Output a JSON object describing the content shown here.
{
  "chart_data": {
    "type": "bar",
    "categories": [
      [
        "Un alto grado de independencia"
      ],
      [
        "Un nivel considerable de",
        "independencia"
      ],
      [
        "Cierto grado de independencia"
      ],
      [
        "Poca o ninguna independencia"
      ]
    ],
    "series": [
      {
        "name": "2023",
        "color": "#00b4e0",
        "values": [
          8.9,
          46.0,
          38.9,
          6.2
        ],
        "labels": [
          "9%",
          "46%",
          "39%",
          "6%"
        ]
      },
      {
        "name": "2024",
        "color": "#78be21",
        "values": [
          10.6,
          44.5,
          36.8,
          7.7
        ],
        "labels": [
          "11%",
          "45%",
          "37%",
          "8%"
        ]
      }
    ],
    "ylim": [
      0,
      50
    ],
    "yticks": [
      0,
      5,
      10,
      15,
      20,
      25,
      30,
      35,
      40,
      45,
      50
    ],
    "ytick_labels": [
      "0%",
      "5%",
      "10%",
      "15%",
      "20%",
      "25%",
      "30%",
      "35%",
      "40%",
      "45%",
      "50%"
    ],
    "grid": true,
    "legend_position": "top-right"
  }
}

::::::::::

- **Exercise directions**
Pick out all lines containing the string "independencia".

- **Result of the task**
        "Un alto grado de independencia"
        "independencia"
        "Cierto grado de independencia"
        "Poca o ninguna independencia"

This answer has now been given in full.